Source excerpt =
'''

Once the cops claim the phone is evidence, it might take months or longer to get it back because the owner must await the conclusions of all investigations and all court proceedings. But by then, presumably most people will have been burdened with the expense of purchasing another phone since they have become essential to daily life.
Besides, the NYPD created hoops to jump through in order to get a phone returned. Until a court recently ordered otherwise, citizens had to present two forms of ID to obtain their property back—even though police had seized the owner’s driver’s license. The agreement ordered by the court places strict limitations on when police may seize licenses and trims the ID requirement to one. Still, even under the settlement, phone owners have to present ID to obtain a property voucher; take the voucher to the District Attorney’s Office; then ask for a release letter. The Office has up to 15 days to respond to the request for release. But if the DA says yes, then you can reclaim your property by presenting your voucher, the release form, and a valid ID to the NYPD property clerk.
“If the DA says no, you can request a review of the decision from another DA, or try again later,” James Craven, Cato Institute legal associate, reports on cato.org.
NYPD last year was able to auction off 21,660 phones as “unclaimed property.” If it’s not for the money (the city spent $10.9 billion in 2020 to fund the NYPD—meaning the proceeds selling phones is pocket change), then why do it?

'''

Records supplied =
'''

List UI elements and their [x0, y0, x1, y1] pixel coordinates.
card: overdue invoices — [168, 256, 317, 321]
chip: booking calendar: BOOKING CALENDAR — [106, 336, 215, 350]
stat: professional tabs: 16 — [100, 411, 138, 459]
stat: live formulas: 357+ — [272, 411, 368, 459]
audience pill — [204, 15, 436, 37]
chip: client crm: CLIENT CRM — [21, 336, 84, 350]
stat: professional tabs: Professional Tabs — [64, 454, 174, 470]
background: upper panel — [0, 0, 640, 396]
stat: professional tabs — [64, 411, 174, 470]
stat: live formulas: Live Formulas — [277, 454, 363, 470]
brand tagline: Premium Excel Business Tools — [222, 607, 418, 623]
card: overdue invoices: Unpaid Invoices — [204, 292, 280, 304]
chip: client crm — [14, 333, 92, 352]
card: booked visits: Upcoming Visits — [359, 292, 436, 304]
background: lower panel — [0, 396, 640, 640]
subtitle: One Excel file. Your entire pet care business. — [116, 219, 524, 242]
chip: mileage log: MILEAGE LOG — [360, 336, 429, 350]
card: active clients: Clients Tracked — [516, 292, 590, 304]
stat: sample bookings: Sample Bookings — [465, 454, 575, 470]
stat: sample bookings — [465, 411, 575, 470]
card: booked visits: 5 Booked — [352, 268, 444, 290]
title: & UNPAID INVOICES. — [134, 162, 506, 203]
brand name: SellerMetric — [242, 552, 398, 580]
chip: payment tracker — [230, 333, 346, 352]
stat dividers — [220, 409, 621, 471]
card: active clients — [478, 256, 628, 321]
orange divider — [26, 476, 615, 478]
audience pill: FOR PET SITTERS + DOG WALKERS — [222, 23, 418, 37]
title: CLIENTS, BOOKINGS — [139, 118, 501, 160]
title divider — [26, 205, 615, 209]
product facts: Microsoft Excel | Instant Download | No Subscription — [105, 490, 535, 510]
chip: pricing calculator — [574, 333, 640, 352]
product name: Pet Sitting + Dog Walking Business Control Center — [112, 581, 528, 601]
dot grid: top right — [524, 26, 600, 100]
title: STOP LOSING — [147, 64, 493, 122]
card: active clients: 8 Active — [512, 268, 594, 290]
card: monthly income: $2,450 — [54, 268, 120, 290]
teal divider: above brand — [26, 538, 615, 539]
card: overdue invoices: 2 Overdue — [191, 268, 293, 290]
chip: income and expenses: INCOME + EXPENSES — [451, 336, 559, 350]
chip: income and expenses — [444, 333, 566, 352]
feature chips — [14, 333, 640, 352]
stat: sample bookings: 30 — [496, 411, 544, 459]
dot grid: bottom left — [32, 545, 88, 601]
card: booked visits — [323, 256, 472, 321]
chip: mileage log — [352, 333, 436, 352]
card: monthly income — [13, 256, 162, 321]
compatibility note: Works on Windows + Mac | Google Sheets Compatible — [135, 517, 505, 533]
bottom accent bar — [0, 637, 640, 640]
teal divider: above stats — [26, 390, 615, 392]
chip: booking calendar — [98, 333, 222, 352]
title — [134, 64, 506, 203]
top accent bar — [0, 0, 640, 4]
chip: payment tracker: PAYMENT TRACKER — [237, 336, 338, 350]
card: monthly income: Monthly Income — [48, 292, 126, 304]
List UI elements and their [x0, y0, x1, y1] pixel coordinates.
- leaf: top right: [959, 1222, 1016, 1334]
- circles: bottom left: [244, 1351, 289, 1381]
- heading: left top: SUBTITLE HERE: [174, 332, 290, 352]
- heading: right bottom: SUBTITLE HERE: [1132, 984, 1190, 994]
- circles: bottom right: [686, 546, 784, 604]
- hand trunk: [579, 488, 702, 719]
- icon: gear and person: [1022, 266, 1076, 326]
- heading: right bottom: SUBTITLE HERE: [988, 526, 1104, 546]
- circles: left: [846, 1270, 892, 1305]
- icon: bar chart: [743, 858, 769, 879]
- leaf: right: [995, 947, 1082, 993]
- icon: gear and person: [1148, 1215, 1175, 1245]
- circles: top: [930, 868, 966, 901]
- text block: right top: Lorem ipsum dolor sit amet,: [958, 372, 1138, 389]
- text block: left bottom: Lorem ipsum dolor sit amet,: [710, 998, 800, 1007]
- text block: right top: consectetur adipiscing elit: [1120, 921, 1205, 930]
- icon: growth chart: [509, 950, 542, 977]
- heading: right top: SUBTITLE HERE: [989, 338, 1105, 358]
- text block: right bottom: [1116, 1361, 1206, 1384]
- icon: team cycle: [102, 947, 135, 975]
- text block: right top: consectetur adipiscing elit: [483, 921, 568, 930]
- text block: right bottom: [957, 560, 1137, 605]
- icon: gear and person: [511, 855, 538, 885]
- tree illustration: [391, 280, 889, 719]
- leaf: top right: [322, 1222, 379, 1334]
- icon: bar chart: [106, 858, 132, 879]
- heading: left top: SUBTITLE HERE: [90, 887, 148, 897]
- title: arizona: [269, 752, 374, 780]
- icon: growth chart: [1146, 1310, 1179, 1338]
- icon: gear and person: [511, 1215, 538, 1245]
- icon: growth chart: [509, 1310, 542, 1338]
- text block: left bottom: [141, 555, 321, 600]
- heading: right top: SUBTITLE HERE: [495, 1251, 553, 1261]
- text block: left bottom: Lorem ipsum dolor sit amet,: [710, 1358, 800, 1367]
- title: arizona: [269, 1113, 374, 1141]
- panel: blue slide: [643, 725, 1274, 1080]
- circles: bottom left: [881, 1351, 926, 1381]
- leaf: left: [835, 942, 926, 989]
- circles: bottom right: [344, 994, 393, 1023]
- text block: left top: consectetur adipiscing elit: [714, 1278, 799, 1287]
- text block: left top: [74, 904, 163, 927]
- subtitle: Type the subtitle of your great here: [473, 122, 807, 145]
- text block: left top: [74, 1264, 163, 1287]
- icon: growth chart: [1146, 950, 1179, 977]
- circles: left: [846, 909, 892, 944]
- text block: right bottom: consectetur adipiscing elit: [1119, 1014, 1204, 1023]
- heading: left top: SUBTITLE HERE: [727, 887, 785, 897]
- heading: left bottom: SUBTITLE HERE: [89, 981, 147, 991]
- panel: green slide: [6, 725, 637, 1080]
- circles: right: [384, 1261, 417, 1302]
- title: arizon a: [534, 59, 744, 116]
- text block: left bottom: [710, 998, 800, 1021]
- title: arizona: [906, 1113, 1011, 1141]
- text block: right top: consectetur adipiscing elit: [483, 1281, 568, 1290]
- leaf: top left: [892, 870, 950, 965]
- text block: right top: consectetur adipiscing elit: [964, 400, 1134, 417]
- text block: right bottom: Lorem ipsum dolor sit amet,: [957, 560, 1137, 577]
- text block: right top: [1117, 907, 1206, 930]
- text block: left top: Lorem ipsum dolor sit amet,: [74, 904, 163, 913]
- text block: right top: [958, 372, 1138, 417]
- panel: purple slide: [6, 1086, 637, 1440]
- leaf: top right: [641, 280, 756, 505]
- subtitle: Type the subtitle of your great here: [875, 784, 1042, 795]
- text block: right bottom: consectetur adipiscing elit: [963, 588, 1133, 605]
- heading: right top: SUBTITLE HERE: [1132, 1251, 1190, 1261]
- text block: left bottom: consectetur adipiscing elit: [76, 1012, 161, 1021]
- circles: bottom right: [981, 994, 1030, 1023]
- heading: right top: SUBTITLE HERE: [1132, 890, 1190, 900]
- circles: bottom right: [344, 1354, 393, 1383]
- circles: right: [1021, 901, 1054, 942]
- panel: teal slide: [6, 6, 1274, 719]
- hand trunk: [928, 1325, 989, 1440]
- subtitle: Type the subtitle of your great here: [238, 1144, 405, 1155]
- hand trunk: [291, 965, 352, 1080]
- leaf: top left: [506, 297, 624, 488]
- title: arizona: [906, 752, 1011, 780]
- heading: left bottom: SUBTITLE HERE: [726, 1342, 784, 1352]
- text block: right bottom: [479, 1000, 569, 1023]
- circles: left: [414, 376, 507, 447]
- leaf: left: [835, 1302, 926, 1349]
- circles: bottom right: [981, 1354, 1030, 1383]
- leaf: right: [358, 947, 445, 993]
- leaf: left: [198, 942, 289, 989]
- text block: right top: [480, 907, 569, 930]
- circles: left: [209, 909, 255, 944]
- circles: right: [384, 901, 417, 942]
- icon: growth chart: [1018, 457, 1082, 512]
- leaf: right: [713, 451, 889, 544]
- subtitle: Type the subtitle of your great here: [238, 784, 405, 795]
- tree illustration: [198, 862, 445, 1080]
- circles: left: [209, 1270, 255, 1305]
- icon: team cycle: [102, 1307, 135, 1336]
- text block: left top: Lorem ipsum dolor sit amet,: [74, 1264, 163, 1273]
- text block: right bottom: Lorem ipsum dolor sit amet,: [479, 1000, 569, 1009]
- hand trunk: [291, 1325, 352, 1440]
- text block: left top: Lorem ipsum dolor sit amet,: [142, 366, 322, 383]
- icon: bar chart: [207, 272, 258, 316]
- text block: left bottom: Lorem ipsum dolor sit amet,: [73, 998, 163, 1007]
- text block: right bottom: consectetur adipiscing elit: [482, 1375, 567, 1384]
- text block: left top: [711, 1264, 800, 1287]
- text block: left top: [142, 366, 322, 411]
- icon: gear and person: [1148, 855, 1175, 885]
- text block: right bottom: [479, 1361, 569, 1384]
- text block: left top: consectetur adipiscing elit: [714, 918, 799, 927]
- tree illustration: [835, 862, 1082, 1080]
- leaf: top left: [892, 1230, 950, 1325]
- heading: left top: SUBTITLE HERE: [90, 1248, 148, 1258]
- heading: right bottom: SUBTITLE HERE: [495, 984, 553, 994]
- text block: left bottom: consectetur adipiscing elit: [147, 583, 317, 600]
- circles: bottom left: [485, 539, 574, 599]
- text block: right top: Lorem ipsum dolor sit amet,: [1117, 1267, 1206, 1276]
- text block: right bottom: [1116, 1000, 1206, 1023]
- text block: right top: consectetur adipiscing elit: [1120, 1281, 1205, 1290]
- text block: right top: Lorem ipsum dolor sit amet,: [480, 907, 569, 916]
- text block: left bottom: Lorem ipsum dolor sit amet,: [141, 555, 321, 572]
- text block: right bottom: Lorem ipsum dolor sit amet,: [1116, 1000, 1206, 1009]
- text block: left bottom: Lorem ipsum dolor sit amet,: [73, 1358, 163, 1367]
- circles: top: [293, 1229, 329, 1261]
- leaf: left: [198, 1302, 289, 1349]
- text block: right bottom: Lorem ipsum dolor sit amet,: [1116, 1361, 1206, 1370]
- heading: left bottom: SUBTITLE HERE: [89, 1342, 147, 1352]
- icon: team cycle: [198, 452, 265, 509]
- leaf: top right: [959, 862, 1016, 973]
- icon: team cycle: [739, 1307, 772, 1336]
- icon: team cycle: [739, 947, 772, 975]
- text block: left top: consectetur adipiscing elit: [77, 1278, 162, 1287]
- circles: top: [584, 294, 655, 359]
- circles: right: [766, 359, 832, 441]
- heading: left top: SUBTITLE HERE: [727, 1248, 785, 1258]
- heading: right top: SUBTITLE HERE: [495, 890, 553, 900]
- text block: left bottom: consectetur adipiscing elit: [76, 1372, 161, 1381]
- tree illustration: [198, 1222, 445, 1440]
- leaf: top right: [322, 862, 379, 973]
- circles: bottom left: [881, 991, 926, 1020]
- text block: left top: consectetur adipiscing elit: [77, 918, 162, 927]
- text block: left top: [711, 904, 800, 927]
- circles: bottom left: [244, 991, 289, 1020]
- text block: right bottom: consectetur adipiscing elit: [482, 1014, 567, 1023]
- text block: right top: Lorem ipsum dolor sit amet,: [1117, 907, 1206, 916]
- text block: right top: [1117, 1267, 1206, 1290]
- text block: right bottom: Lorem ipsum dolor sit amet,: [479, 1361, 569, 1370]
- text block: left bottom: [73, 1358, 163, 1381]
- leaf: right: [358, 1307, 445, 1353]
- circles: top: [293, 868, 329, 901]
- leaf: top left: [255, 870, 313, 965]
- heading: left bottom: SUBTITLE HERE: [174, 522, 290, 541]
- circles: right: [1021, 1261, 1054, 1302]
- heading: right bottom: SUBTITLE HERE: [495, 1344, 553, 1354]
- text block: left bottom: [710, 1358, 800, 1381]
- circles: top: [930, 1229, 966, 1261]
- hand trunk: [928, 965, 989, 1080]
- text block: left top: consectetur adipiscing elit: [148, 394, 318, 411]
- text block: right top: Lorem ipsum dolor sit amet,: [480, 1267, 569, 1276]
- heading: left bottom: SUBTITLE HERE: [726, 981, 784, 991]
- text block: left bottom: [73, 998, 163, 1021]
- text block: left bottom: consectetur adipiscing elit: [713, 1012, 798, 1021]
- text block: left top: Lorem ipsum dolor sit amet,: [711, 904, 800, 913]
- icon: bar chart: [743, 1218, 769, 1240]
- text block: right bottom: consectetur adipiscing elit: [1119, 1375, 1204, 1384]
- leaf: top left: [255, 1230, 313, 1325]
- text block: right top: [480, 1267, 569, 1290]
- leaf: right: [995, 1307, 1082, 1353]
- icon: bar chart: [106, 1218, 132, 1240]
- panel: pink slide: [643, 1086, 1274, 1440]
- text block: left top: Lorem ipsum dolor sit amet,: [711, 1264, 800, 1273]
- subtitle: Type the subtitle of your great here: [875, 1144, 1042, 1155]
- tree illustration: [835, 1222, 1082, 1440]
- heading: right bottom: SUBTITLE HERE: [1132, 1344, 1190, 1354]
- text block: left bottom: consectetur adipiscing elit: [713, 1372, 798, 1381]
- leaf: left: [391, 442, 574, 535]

'''

Rewrite the passage on NYPD phone seizures between "Besides, the NYPD" and "NYPD property clerk.", inclusive, substituting "receipt" for "voucher" wherever it occurs. The entries come from a separate source, not from the passage on NYPD phone seizures.

Task response =
Besides, the NYPD created hoops to jump through in order to get a phone returned. Until a court recently ordered otherwise, citizens had to present two forms of ID to obtain their property back—even though police had seized the owner’s driver’s license. The agreement ordered by the court places strict limitations on when police may seize licenses and trims the ID requirement to one. Still, even under the settlement, phone owners have to present ID to obtain a property receipt; take the receipt to the District Attorney’s Office; then ask for a release letter. The Office has up to 15 days to respond to the request for release. But if the DA says yes, then you can reclaim your property by presenting your receipt, the release form, and a valid ID to the NYPD property clerk.